* **Given problem**:
Compile every line that includes the word "Growth".

## start Dataset entries

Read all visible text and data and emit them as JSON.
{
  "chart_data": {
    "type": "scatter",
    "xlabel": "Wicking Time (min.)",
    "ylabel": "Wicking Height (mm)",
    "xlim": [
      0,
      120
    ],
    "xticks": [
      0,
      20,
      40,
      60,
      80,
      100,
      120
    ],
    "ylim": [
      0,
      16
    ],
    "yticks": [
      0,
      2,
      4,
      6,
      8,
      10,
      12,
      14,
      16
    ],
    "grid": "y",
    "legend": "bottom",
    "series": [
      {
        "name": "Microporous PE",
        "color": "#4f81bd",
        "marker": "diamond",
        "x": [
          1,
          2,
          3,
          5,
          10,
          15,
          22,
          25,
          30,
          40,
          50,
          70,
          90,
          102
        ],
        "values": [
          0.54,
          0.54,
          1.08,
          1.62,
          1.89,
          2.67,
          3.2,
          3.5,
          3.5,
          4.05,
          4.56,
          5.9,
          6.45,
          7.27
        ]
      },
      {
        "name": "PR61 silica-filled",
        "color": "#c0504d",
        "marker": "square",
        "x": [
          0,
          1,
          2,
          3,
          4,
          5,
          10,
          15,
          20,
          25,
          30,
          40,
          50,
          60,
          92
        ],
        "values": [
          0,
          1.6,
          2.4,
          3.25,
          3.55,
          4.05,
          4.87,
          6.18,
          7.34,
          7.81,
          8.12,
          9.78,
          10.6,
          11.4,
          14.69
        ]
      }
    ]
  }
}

## end Dataset entries
## start Dataset entries

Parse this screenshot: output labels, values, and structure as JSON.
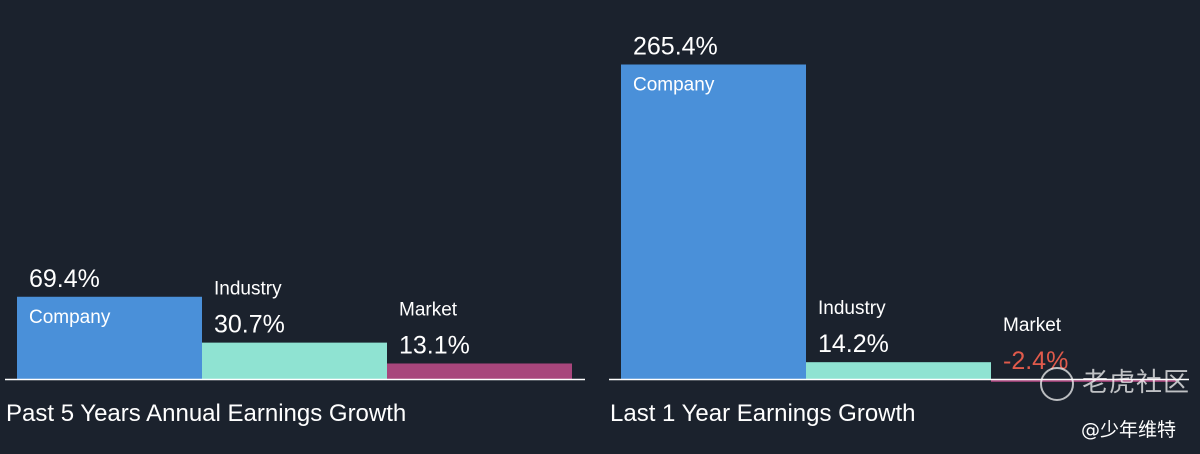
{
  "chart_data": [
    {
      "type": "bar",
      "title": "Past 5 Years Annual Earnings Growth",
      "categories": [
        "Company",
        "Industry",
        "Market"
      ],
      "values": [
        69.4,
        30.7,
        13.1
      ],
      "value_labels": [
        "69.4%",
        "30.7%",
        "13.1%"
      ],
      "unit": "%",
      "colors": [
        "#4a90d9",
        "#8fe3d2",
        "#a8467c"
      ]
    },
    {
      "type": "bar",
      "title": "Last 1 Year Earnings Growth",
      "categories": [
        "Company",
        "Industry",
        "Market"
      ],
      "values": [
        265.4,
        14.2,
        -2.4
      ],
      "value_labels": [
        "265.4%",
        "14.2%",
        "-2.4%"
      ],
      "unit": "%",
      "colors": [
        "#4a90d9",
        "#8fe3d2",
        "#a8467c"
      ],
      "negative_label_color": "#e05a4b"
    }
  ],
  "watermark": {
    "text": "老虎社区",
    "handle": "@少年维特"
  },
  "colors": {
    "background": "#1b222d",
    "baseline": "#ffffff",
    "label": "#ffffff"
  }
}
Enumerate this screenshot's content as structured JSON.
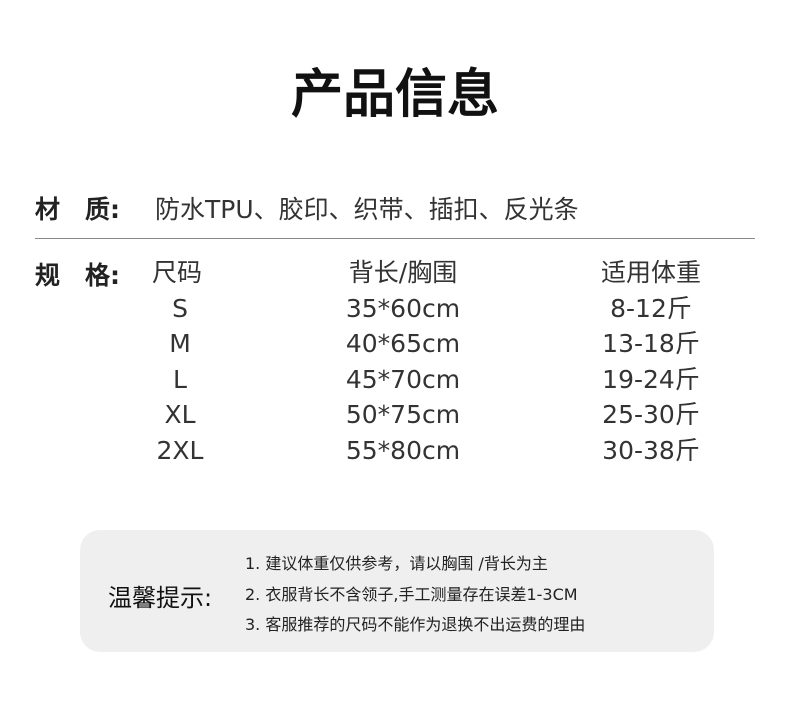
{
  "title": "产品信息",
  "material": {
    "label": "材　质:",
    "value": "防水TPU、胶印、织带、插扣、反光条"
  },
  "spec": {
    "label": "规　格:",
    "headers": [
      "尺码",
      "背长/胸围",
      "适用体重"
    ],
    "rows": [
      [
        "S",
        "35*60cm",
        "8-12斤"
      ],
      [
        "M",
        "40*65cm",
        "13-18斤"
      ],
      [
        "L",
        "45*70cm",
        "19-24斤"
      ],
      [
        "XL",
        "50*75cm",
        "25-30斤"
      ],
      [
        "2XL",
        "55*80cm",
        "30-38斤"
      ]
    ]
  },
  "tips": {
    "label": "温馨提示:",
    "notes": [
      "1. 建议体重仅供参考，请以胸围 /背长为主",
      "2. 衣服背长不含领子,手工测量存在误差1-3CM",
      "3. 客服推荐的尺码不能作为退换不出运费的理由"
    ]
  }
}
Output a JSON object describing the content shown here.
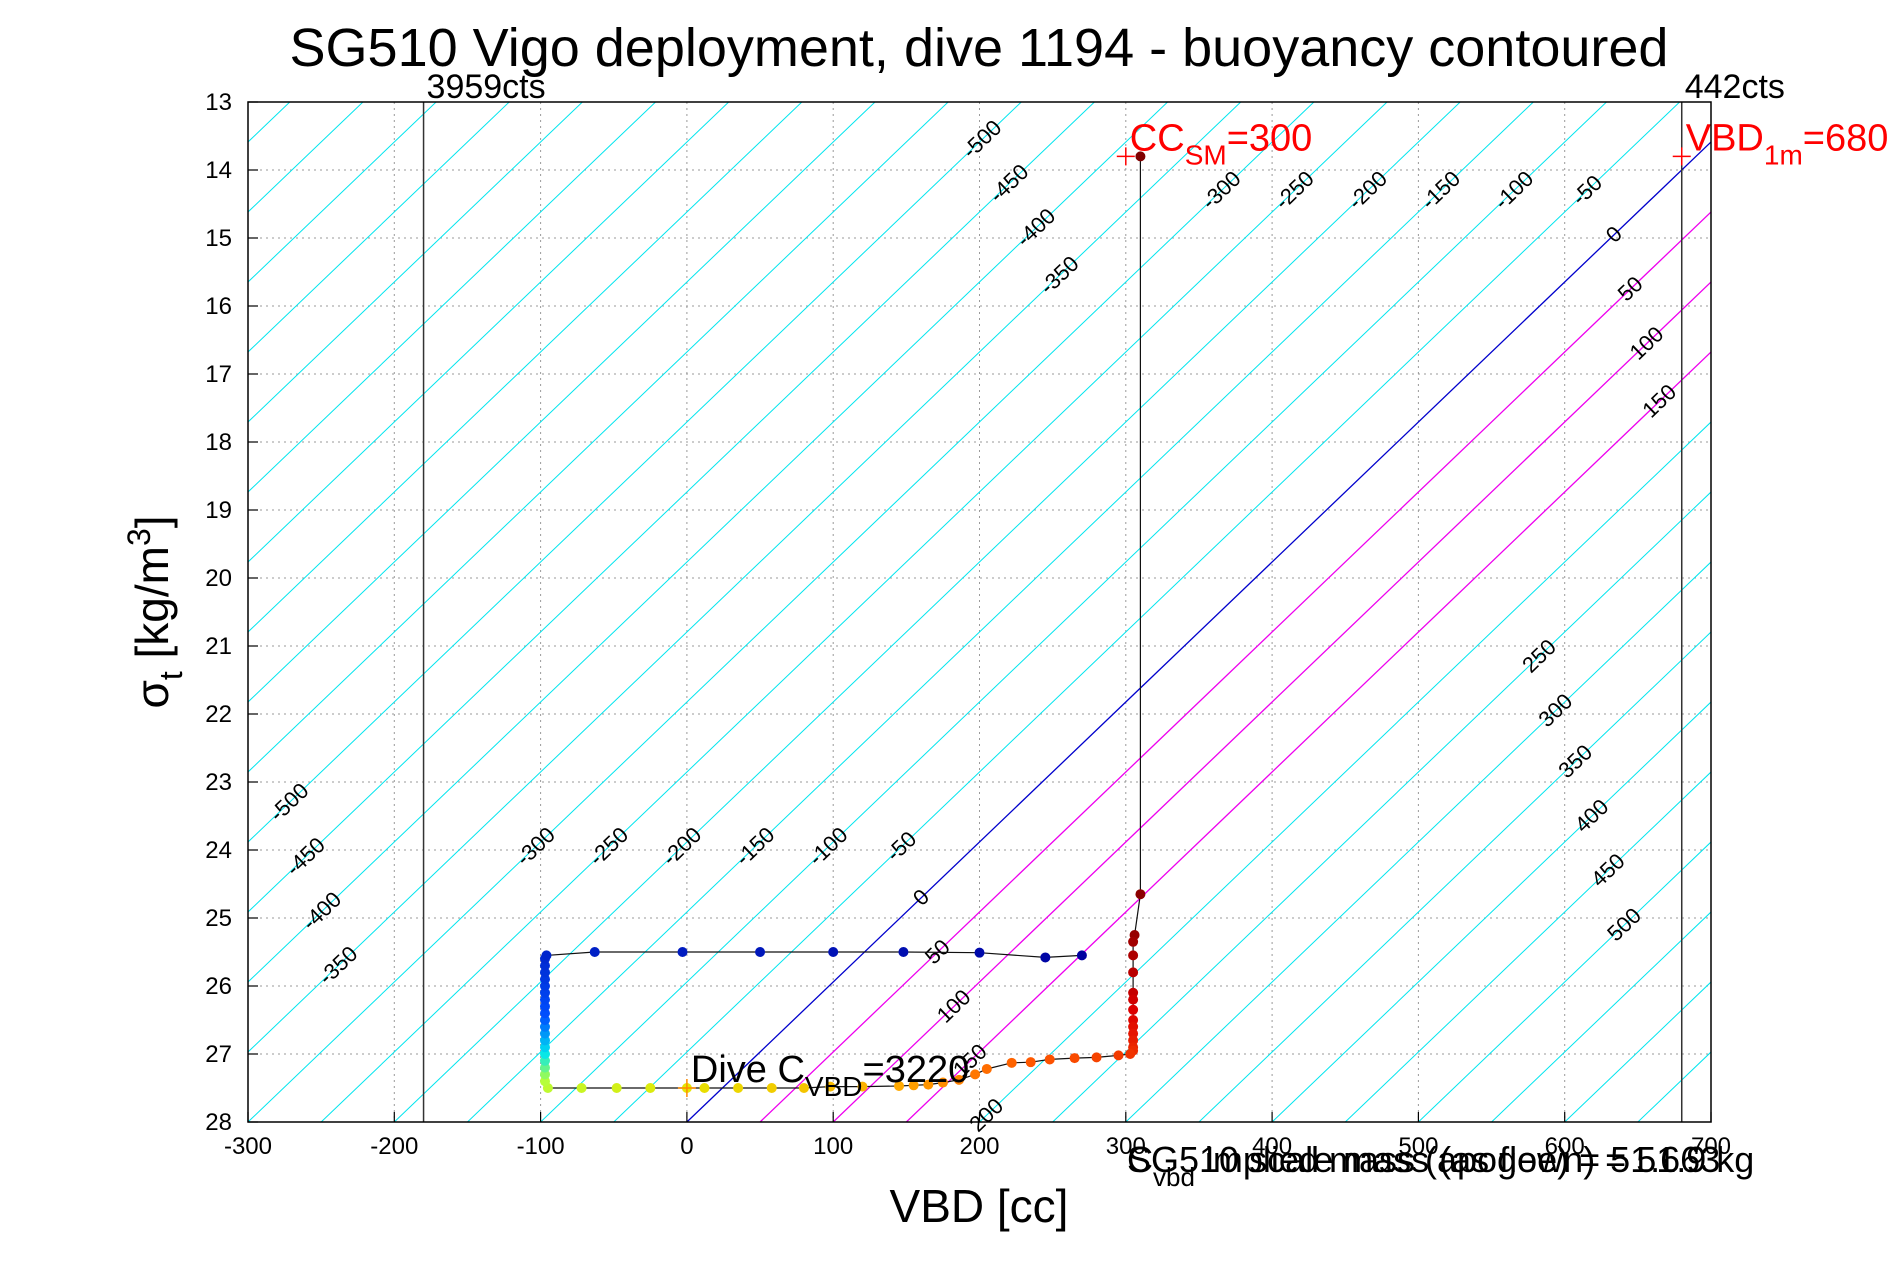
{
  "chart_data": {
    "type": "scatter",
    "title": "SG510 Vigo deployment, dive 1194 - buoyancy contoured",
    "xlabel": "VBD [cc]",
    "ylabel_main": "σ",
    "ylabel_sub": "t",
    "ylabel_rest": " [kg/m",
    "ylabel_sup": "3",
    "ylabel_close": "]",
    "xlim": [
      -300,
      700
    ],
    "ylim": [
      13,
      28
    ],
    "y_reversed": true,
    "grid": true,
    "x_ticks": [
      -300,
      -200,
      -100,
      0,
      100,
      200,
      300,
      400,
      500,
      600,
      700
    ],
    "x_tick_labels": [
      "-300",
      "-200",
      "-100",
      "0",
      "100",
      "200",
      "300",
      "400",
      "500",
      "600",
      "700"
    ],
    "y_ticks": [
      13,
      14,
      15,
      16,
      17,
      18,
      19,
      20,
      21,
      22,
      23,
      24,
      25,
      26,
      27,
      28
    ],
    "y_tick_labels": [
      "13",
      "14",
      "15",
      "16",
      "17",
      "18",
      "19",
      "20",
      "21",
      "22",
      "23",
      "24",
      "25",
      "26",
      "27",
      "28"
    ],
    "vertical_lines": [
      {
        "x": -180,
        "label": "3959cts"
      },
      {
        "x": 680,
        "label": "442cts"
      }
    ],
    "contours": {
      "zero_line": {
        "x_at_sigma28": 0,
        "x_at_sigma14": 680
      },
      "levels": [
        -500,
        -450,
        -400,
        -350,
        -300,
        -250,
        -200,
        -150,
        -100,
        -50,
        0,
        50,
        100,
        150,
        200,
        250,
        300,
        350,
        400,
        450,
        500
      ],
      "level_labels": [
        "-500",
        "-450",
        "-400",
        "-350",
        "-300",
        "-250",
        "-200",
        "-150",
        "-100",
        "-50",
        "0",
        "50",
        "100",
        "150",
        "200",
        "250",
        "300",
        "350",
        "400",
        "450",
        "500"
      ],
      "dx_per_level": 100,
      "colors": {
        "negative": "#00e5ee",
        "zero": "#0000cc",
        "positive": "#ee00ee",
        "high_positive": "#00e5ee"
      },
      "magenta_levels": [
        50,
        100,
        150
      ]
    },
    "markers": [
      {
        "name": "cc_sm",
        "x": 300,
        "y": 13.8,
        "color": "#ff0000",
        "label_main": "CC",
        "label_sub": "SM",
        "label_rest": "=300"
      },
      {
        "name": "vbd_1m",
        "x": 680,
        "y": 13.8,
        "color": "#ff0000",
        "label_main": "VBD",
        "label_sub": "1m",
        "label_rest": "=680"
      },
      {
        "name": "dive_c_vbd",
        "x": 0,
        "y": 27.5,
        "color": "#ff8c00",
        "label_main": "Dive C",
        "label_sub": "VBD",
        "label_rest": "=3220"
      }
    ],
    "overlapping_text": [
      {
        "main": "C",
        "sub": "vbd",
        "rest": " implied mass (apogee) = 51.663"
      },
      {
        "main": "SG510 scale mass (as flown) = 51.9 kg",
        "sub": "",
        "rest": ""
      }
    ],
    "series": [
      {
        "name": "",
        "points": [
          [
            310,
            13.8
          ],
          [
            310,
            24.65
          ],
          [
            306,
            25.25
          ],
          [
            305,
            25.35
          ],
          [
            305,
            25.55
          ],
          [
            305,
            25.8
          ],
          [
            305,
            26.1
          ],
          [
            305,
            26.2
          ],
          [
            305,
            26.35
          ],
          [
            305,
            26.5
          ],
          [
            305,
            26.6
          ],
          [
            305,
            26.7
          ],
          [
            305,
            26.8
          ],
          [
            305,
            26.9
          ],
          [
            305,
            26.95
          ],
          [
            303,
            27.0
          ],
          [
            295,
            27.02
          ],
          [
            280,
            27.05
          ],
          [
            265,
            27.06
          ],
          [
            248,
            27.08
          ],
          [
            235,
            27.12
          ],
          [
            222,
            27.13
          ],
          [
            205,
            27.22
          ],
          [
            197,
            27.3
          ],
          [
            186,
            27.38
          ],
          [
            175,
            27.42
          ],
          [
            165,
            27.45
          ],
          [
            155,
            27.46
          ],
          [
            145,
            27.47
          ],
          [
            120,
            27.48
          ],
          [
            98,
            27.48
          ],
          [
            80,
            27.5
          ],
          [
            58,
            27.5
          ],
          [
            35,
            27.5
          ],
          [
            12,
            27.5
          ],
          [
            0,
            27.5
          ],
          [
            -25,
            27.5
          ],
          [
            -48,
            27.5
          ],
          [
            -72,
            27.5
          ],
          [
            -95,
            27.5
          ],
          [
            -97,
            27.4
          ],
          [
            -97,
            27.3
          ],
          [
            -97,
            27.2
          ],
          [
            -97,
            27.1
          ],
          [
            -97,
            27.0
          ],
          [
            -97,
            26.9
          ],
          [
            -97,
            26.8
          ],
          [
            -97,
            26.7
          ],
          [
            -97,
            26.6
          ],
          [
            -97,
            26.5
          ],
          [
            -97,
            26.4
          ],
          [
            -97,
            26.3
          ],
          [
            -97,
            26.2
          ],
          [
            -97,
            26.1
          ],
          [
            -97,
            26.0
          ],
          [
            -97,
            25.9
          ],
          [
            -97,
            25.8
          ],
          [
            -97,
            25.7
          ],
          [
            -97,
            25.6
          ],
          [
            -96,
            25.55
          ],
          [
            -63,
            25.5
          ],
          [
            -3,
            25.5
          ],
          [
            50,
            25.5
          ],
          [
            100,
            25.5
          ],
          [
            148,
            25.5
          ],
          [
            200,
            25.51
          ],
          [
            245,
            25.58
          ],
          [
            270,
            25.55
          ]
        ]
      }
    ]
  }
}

## end Dataset entries
## start Dataset entries

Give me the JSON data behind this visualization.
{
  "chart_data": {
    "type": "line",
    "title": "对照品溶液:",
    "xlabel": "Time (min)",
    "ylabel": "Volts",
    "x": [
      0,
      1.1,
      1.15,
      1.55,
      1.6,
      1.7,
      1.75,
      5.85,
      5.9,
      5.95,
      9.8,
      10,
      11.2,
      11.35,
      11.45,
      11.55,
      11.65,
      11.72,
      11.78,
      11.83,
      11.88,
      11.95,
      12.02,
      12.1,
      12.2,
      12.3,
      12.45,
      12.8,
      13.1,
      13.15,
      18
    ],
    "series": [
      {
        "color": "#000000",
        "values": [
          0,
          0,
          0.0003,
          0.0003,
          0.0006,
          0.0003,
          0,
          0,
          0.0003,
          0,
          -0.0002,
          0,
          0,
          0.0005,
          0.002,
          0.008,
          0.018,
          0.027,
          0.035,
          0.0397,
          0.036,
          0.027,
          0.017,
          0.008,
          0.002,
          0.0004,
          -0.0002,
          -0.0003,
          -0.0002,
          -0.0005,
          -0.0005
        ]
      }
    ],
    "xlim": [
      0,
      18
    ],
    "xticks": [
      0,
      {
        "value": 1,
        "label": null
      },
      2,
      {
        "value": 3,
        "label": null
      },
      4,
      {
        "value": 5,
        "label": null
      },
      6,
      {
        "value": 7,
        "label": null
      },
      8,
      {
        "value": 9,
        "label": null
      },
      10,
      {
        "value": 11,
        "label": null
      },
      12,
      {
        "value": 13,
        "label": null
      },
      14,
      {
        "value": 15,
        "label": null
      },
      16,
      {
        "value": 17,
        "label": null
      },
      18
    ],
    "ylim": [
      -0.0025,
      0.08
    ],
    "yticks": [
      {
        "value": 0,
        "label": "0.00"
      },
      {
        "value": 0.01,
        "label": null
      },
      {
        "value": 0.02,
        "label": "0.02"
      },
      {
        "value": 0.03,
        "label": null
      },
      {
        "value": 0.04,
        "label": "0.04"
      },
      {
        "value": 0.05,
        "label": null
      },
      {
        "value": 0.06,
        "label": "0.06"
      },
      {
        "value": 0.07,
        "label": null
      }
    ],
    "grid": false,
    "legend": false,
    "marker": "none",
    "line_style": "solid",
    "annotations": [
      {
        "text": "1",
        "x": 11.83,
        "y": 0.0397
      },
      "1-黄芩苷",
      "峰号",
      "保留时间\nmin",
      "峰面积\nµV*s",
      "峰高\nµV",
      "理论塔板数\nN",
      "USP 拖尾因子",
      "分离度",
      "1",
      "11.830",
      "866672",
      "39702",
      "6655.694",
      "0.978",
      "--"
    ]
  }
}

## end Dataset entries

* **Correct output**:
      "title": "Past 5 Years Annual Earnings Growth",
      "title": "Last 1 Year Earnings Growth",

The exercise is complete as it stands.